◆ **DESCRIPTION OF THE TASK**: Locate all lines with the word "lock". Copy them.

◆ **DATA LISTING**:
━━━━━━━━
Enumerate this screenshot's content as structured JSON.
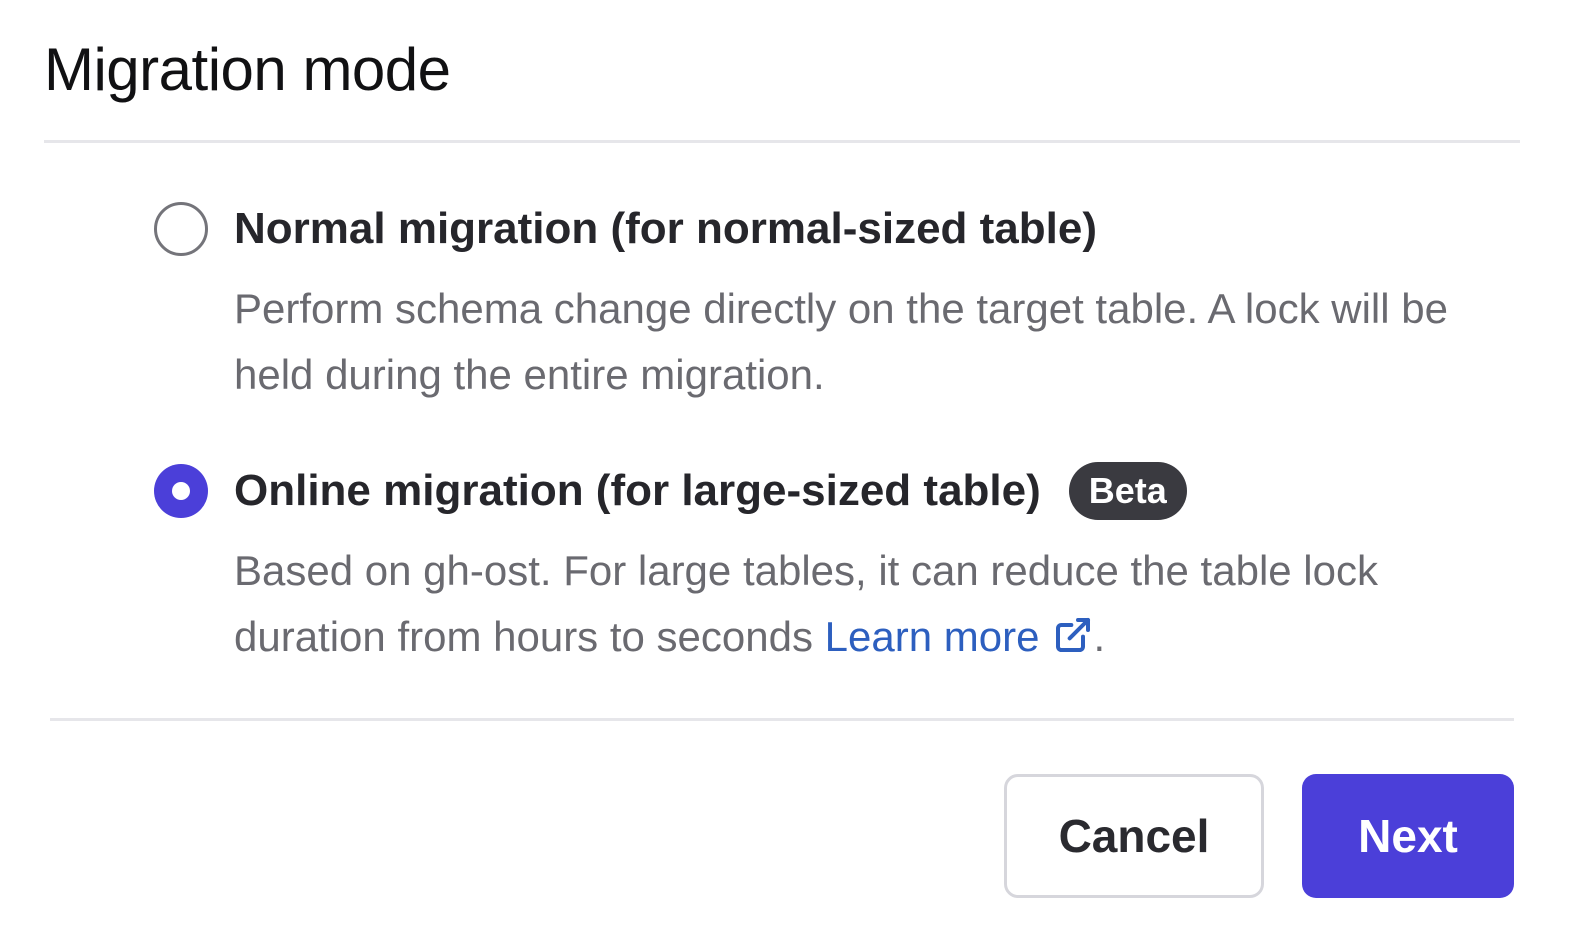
{
  "dialog": {
    "title": "Migration mode"
  },
  "options": [
    {
      "label": "Normal migration (for normal-sized table)",
      "description": "Perform schema change directly on the target table. A lock will be held during the entire migration.",
      "selected": false
    },
    {
      "label": "Online migration (for large-sized table)",
      "badge": "Beta",
      "description": "Based on gh-ost. For large tables, it can reduce the table lock duration from hours to seconds",
      "link_text": "Learn more",
      "link_icon": "external-link-icon",
      "trailing": ".",
      "selected": true
    }
  ],
  "footer": {
    "cancel_label": "Cancel",
    "next_label": "Next"
  },
  "colors": {
    "accent": "#4b3fd9",
    "link": "#2d5fbf",
    "badge_bg": "#3a3a40"
  }
}
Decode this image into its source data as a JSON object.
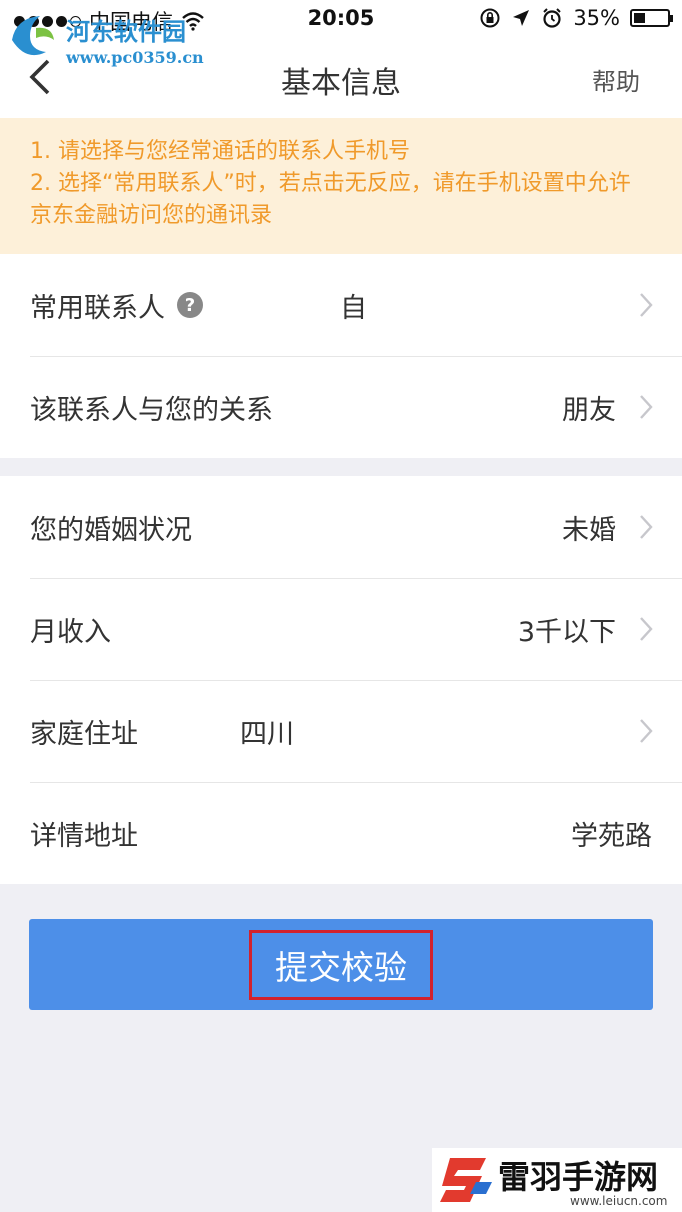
{
  "status_bar": {
    "carrier": "中国电信",
    "time": "20:05",
    "battery": "35%",
    "battery_level": 0.35
  },
  "watermark_top": {
    "title": "河东软件园",
    "url": "www.pc0359.cn"
  },
  "nav": {
    "title": "基本信息",
    "help": "帮助"
  },
  "notice": {
    "line1": "1. 请选择与您经常通话的联系人手机号",
    "line2": "2. 选择“常用联系人”时，若点击无反应，请在手机设置中允许京东金融访问您的通讯录"
  },
  "group1": {
    "contact_label": "常用联系人",
    "contact_help_icon": "?",
    "contact_value": "自",
    "relation_label": "该联系人与您的关系",
    "relation_value": "朋友"
  },
  "group2": {
    "marital_label": "您的婚姻状况",
    "marital_value": "未婚",
    "income_label": "月收入",
    "income_value": "3千以下",
    "home_label": "家庭住址",
    "home_value": "四川",
    "detail_label": "详情地址",
    "detail_value": "学苑路"
  },
  "submit": {
    "label": "提交校验"
  },
  "watermark_bottom": {
    "name": "雷羽手游网",
    "url": "www.leiucn.com"
  },
  "colors": {
    "accent": "#4d8fe8",
    "notice_text": "#f09a2b",
    "notice_bg": "#fdf0d9",
    "highlight_box": "#d2222d"
  }
}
━━━━━━━━
◆ **REPLY TO THE EXERCISE**:
      "description": "Perform schema change directly on the target table. A lock will be held during the entire migration.",
      "description": "Based on gh-ost. For large tables, it can reduce the table lock duration from hours to seconds",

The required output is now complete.